_Stated problem:_ Return each entry exactly, with none missing.

_Stored data:_
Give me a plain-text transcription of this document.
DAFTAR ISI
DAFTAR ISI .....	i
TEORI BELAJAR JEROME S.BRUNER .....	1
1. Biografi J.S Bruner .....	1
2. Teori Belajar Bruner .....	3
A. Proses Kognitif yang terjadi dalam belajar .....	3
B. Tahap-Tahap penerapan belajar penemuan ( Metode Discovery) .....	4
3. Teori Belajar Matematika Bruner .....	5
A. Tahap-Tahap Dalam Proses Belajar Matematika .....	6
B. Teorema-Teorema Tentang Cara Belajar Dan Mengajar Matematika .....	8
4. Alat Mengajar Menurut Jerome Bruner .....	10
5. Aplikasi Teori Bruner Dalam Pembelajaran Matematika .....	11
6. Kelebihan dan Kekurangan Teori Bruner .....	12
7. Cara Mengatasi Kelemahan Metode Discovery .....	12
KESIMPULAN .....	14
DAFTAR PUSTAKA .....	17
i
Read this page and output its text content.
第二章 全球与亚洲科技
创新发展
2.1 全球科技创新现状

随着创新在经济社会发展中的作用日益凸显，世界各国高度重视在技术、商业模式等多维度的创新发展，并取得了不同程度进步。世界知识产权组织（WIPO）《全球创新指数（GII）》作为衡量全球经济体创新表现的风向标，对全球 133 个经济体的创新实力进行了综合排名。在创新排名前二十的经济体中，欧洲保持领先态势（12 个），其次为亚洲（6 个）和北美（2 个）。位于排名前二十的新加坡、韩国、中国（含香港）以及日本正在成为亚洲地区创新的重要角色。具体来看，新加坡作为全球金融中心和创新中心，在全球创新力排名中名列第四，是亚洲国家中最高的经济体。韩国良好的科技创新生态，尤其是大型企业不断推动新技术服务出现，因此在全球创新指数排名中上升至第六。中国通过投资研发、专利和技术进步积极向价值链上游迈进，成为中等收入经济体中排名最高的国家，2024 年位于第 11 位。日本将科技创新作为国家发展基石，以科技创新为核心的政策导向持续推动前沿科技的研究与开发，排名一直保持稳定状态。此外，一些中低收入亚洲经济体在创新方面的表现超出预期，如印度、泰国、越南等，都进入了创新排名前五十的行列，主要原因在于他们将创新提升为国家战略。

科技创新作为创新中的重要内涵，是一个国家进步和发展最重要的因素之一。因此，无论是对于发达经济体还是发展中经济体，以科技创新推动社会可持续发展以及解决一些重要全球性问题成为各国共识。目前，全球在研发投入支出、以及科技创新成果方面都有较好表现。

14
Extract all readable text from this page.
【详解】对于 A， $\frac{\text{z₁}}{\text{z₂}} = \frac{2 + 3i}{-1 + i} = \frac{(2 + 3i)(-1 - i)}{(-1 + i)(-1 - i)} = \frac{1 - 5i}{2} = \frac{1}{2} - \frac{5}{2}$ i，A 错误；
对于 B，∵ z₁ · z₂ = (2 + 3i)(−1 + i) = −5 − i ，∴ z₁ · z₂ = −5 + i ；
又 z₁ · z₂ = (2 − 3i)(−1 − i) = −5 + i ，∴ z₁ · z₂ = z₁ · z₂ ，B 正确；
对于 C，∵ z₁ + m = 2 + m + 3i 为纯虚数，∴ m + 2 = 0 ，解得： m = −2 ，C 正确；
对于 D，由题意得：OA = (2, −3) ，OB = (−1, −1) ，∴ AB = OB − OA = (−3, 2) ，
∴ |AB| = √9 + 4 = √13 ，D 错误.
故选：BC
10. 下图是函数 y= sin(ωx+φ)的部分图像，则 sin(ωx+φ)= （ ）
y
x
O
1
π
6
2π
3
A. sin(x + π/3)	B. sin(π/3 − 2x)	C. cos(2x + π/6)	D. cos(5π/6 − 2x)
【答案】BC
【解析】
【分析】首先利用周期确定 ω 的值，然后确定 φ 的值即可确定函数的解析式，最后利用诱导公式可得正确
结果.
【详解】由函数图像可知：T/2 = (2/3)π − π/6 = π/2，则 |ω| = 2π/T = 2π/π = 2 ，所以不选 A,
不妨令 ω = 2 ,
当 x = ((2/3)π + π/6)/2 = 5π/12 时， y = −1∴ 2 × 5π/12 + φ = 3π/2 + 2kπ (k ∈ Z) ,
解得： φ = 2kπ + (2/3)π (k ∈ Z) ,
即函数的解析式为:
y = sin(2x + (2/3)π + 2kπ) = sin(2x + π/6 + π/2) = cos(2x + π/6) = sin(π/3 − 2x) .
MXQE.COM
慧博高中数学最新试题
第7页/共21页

_Solution to this task:_
Give me a plain-text transcription of this document.
DAFTAR ISI
DAFTAR ISI .....	i
TEORI BELAJAR JEROME S.BRUNER .....	1
1. Biografi J.S Bruner .....	1
2. Teori Belajar Bruner .....	3
A. Proses Kognitif yang terjadi dalam belajar .....	3
B. Tahap-Tahap penerapan belajar penemuan ( Metode Discovery) .....	4
3. Teori Belajar Matematika Bruner .....	5
A. Tahap-Tahap Dalam Proses Belajar Matematika .....	6
B. Teorema-Teorema Tentang Cara Belajar Dan Mengajar Matematika .....	8
4. Alat Mengajar Menurut Jerome Bruner .....	10
5. Aplikasi Teori Bruner Dalam Pembelajaran Matematika .....	11
6. Kelebihan dan Kekurangan Teori Bruner .....	12
7. Cara Mengatasi Kelemahan Metode Discovery .....	12
KESIMPULAN .....	14
DAFTAR PUSTAKA .....	17
i
Read this page and output its text content.
第二章 全球与亚洲科技
创新发展
2.1 全球科技创新现状

随着创新在经济社会发展中的作用日益凸显，世界各国高度重视在技术、商业模式等多维度的创新发展，并取得了不同程度进步。世界知识产权组织（WIPO）《全球创新指数（GII）》作为衡量全球经济体创新表现的风向标，对全球 133 个经济体的创新实力进行了综合排名。在创新排名前二十的经济体中，欧洲保持领先态势（12 个），其次为亚洲（6 个）和北美（2 个）。位于排名前二十的新加坡、韩国、中国（含香港）以及日本正在成为亚洲地区创新的重要角色。具体来看，新加坡作为全球金融中心和创新中心，在全球创新力排名中名列第四，是亚洲国家中最高的经济体。韩国良好的科技创新生态，尤其是大型企业不断推动新技术服务出现，因此在全球创新指数排名中上升至第六。中国通过投资研发、专利和技术进步积极向价值链上游迈进，成为中等收入经济体中排名最高的国家，2024 年位于第 11 位。日本将科技创新作为国家发展基石，以科技创新为核心的政策导向持续推动前沿科技的研究与开发，排名一直保持稳定状态。此外，一些中低收入亚洲经济体在创新方面的表现超出预期，如印度、泰国、越南等，都进入了创新排名前五十的行列，主要原因在于他们将创新提升为国家战略。

科技创新作为创新中的重要内涵，是一个国家进步和发展最重要的因素之一。因此，无论是对于发达经济体还是发展中经济体，以科技创新推动社会可持续发展以及解决一些重要全球性问题成为各国共识。目前，全球在研发投入支出、以及科技创新成果方面都有较好表现。

14
Extract all readable text from this page.
【详解】对于 A， $\frac{\text{z₁}}{\text{z₂}} = \frac{2 + 3i}{-1 + i} = \frac{(2 + 3i)(-1 - i)}{(-1 + i)(-1 - i)} = \frac{1 - 5i}{2} = \frac{1}{2} - \frac{5}{2}$ i，A 错误；
对于 B，∵ z₁ · z₂ = (2 + 3i)(−1 + i) = −5 − i ，∴ z₁ · z₂ = −5 + i ；
又 z₁ · z₂ = (2 − 3i)(−1 − i) = −5 + i ，∴ z₁ · z₂ = z₁ · z₂ ，B 正确；
对于 C，∵ z₁ + m = 2 + m + 3i 为纯虚数，∴ m + 2 = 0 ，解得： m = −2 ，C 正确；
对于 D，由题意得：OA = (2, −3) ，OB = (−1, −1) ，∴ AB = OB − OA = (−3, 2) ，
∴ |AB| = √9 + 4 = √13 ，D 错误.
故选：BC
10. 下图是函数 y= sin(ωx+φ)的部分图像，则 sin(ωx+φ)= （ ）
y
x
O
1
π
6
2π
3
A. sin(x + π/3)	B. sin(π/3 − 2x)	C. cos(2x + π/6)	D. cos(5π/6 − 2x)
【答案】BC
【解析】
【分析】首先利用周期确定 ω 的值，然后确定 φ 的值即可确定函数的解析式，最后利用诱导公式可得正确
结果.
【详解】由函数图像可知：T/2 = (2/3)π − π/6 = π/2，则 |ω| = 2π/T = 2π/π = 2 ，所以不选 A,
不妨令 ω = 2 ,
当 x = ((2/3)π + π/6)/2 = 5π/12 时， y = −1∴ 2 × 5π/12 + φ = 3π/2 + 2kπ (k ∈ Z) ,
解得： φ = 2kπ + (2/3)π (k ∈ Z) ,
即函数的解析式为:
y = sin(2x + (2/3)π + 2kπ) = sin(2x + π/6 + π/2) = cos(2x + π/6) = sin(π/3 − 2x) .
MXQE.COM
慧博高中数学最新试题
第7页/共21页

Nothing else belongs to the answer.